*Aim of the task*: Using the records below, give the number of lines where the word "participating" appears, with no further output.

Stored records
>> Begin

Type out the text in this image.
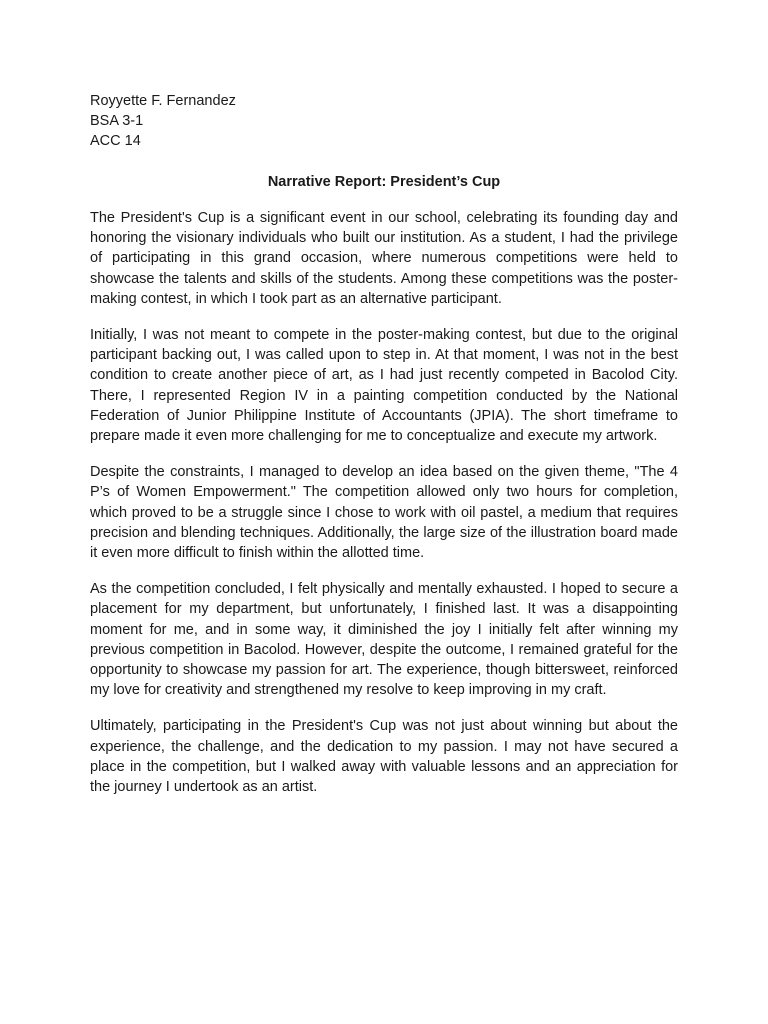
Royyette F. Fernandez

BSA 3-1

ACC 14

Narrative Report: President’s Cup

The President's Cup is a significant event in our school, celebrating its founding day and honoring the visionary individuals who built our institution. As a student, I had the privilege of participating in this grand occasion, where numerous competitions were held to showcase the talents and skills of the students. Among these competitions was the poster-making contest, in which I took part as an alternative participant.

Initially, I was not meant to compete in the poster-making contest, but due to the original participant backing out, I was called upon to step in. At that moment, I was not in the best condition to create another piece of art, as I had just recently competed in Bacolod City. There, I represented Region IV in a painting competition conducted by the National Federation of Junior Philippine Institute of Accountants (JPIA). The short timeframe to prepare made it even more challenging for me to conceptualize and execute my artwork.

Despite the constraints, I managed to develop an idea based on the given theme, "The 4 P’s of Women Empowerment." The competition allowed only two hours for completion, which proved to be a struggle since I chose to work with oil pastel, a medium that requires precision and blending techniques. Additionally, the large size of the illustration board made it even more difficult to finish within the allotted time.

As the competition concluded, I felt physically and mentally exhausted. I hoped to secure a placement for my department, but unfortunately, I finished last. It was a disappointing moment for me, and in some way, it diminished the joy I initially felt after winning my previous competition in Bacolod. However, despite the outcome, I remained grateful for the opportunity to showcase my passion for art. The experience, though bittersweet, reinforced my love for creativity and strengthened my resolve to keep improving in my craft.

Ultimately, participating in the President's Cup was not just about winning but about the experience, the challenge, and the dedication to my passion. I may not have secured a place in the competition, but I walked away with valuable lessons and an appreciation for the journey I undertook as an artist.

>> End

*Exercise response*: 2